LISTING:

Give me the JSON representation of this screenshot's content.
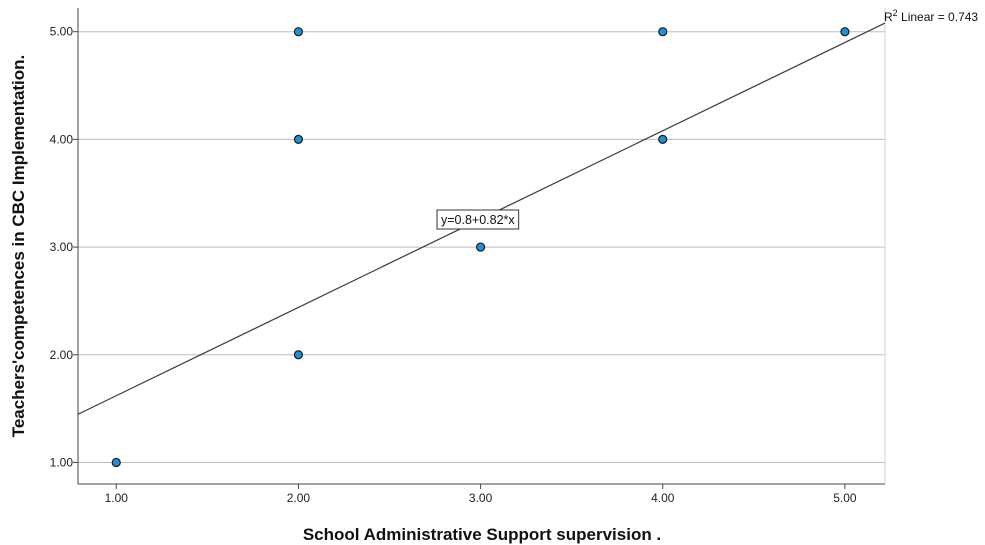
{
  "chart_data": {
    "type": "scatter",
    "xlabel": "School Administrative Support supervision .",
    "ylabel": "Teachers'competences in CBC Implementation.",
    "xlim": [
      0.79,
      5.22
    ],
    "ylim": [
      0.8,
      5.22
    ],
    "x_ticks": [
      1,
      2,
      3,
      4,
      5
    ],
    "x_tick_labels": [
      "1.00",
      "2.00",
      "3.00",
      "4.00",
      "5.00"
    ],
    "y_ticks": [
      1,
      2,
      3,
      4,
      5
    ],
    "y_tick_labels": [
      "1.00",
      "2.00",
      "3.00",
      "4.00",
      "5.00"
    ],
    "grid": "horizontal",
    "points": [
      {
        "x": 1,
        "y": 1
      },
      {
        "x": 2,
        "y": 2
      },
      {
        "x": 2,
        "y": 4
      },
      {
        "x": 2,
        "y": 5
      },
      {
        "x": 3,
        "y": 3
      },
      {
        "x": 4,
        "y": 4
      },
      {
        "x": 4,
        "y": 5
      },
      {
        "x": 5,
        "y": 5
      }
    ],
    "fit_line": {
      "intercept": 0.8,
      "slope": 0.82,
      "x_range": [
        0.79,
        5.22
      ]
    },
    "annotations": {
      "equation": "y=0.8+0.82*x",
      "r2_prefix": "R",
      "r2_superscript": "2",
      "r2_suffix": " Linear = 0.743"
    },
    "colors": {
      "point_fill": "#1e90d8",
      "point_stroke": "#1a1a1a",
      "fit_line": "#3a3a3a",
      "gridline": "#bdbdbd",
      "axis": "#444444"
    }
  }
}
---
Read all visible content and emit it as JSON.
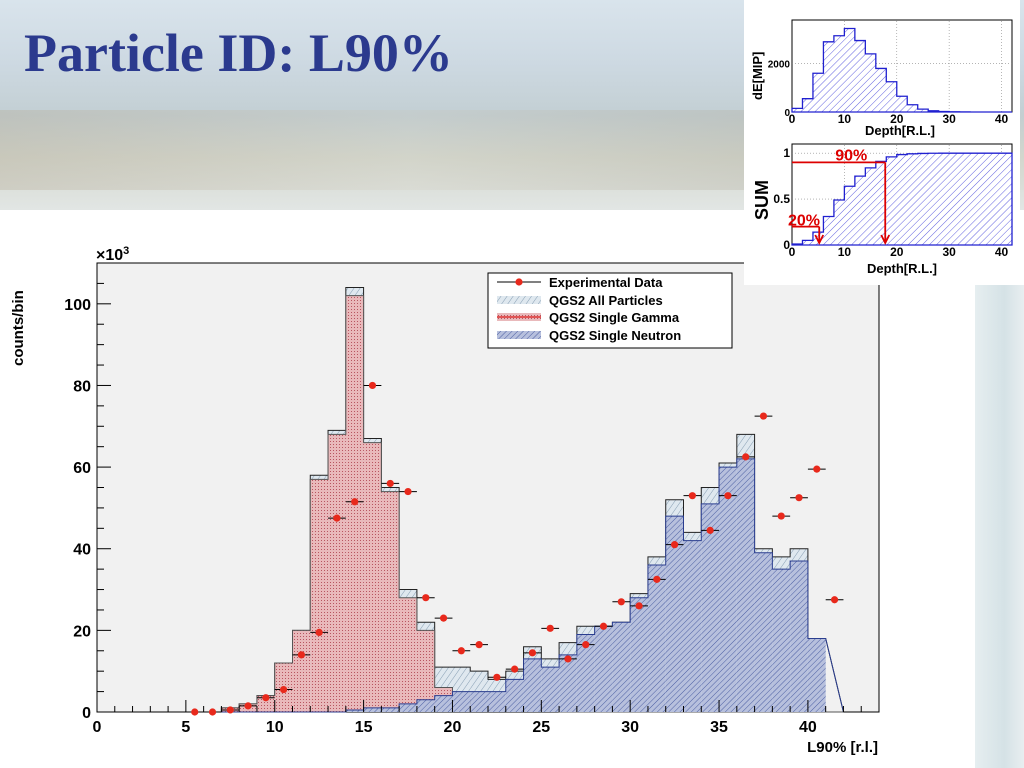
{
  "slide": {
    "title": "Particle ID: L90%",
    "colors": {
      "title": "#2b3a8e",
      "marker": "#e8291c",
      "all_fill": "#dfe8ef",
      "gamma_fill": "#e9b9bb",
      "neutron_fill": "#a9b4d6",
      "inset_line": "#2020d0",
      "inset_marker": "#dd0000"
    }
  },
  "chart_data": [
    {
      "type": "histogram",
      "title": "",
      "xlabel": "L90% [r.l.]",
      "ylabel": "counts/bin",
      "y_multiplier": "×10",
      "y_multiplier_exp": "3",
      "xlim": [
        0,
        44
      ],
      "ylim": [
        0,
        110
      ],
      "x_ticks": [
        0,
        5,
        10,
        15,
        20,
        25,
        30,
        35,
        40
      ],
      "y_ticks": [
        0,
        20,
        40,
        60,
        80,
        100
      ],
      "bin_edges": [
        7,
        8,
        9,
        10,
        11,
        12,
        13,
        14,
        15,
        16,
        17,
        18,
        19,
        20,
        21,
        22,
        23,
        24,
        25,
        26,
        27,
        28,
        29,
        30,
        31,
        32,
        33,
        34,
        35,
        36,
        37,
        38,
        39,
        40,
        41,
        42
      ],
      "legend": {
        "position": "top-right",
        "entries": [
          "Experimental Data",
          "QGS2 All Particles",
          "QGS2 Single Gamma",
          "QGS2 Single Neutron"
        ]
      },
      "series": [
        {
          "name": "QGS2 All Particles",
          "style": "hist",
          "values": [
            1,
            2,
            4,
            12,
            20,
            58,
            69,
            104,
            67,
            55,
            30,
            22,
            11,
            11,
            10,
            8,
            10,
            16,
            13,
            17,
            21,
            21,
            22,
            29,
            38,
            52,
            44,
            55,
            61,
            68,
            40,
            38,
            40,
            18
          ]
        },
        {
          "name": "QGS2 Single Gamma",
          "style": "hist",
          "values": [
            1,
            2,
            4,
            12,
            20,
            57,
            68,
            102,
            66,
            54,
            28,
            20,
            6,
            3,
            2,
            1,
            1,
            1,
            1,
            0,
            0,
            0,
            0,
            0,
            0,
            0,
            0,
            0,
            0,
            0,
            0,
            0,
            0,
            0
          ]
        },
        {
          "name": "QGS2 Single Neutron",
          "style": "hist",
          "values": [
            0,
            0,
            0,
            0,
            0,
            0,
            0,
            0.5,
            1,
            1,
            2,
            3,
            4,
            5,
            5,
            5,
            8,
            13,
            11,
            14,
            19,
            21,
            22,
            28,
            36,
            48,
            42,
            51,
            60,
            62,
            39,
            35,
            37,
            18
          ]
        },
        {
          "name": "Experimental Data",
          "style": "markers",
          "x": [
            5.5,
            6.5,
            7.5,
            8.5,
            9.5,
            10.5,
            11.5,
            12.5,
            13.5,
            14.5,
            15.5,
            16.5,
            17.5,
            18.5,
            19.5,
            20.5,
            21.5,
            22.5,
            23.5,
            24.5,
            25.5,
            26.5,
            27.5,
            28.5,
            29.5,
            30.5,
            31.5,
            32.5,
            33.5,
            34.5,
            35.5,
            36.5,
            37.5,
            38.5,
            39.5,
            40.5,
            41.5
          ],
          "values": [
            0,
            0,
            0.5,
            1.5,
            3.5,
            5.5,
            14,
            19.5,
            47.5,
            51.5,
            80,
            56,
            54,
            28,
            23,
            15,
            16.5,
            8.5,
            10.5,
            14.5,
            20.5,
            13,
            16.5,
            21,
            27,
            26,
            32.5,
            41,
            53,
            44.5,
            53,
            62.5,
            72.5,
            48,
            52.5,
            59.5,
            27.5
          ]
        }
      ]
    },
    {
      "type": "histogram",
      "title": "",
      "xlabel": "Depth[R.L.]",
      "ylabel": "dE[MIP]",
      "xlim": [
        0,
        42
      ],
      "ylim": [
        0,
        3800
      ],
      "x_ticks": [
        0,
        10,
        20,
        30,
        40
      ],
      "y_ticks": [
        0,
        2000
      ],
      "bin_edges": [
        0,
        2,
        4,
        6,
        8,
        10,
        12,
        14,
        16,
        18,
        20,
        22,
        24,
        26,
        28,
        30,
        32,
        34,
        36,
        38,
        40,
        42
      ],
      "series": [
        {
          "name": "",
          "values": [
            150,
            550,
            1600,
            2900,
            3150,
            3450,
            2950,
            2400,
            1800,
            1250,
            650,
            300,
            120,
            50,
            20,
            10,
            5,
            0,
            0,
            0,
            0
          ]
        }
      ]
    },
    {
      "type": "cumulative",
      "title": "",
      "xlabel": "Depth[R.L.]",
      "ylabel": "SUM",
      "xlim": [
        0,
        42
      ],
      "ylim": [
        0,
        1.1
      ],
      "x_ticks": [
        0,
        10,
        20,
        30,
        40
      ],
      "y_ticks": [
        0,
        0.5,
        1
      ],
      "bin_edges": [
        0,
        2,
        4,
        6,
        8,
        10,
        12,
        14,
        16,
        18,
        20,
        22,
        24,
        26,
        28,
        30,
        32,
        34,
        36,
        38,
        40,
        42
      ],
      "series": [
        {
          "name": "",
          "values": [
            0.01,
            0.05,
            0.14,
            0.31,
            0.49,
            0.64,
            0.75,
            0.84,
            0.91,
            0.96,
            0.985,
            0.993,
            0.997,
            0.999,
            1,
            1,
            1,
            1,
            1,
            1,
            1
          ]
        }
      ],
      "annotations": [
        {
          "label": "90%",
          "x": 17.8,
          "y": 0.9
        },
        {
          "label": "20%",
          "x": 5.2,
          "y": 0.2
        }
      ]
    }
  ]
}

GIVEN EXERCISE: Where a line in the material above holds "name", copy that line.

TASK RESPONSE:
          "name": "QGS2 All Particles",
          "name": "QGS2 Single Gamma",
          "name": "QGS2 Single Neutron",
          "name": "Experimental Data",
          "name": "",
          "name": "",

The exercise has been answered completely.